◆ Stated task:
Output all of the data below exactly as given.

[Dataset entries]
....
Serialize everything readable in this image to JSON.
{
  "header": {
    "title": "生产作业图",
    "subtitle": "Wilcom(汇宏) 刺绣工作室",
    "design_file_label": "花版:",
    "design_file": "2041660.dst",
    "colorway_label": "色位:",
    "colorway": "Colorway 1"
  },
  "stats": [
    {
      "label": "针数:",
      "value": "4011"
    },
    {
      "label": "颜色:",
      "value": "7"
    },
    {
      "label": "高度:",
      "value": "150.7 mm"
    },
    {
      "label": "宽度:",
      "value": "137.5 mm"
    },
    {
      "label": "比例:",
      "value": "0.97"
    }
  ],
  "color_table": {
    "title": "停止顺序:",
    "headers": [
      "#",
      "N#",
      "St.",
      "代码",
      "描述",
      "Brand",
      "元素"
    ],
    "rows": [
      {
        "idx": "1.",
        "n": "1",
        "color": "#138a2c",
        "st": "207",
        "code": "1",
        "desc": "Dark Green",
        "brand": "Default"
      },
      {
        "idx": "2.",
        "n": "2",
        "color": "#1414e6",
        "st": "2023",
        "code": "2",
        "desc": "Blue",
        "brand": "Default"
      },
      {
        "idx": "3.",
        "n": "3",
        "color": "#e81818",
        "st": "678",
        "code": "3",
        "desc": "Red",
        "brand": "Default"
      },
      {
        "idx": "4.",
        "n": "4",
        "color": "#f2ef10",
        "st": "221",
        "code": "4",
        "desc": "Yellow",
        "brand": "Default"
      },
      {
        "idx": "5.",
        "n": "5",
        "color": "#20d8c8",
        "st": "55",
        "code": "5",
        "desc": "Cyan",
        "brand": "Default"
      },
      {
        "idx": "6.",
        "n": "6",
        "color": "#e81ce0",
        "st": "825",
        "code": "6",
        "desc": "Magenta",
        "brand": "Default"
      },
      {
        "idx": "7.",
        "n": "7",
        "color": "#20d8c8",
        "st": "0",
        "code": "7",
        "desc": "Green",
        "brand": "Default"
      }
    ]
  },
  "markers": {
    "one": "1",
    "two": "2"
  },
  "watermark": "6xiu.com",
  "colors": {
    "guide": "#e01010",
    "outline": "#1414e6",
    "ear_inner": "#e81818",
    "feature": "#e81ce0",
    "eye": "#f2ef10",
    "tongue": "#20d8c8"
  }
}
....
◆ Complete response:
Serialize everything readable in this image to JSON.
{
  "header": {
    "title": "生产作业图",
    "subtitle": "Wilcom(汇宏) 刺绣工作室",
    "design_file_label": "花版:",
    "design_file": "2041660.dst",
    "colorway_label": "色位:",
    "colorway": "Colorway 1"
  },
  "stats": [
    {
      "label": "针数:",
      "value": "4011"
    },
    {
      "label": "颜色:",
      "value": "7"
    },
    {
      "label": "高度:",
      "value": "150.7 mm"
    },
    {
      "label": "宽度:",
      "value": "137.5 mm"
    },
    {
      "label": "比例:",
      "value": "0.97"
    }
  ],
  "color_table": {
    "title": "停止顺序:",
    "headers": [
      "#",
      "N#",
      "St.",
      "代码",
      "描述",
      "Brand",
      "元素"
    ],
    "rows": [
      {
        "idx": "1.",
        "n": "1",
        "color": "#138a2c",
        "st": "207",
        "code": "1",
        "desc": "Dark Green",
        "brand": "Default"
      },
      {
        "idx": "2.",
        "n": "2",
        "color": "#1414e6",
        "st": "2023",
        "code": "2",
        "desc": "Blue",
        "brand": "Default"
      },
      {
        "idx": "3.",
        "n": "3",
        "color": "#e81818",
        "st": "678",
        "code": "3",
        "desc": "Red",
        "brand": "Default"
      },
      {
        "idx": "4.",
        "n": "4",
        "color": "#f2ef10",
        "st": "221",
        "code": "4",
        "desc": "Yellow",
        "brand": "Default"
      },
      {
        "idx": "5.",
        "n": "5",
        "color": "#20d8c8",
        "st": "55",
        "code": "5",
        "desc": "Cyan",
        "brand": "Default"
      },
      {
        "idx": "6.",
        "n": "6",
        "color": "#e81ce0",
        "st": "825",
        "code": "6",
        "desc": "Magenta",
        "brand": "Default"
      },
      {
        "idx": "7.",
        "n": "7",
        "color": "#20d8c8",
        "st": "0",
        "code": "7",
        "desc": "Green",
        "brand": "Default"
      }
    ]
  },
  "markers": {
    "one": "1",
    "two": "2"
  },
  "watermark": "6xiu.com",
  "colors": {
    "guide": "#e01010",
    "outline": "#1414e6",
    "ear_inner": "#e81818",
    "feature": "#e81ce0",
    "eye": "#f2ef10",
    "tongue": "#20d8c8"
  }
}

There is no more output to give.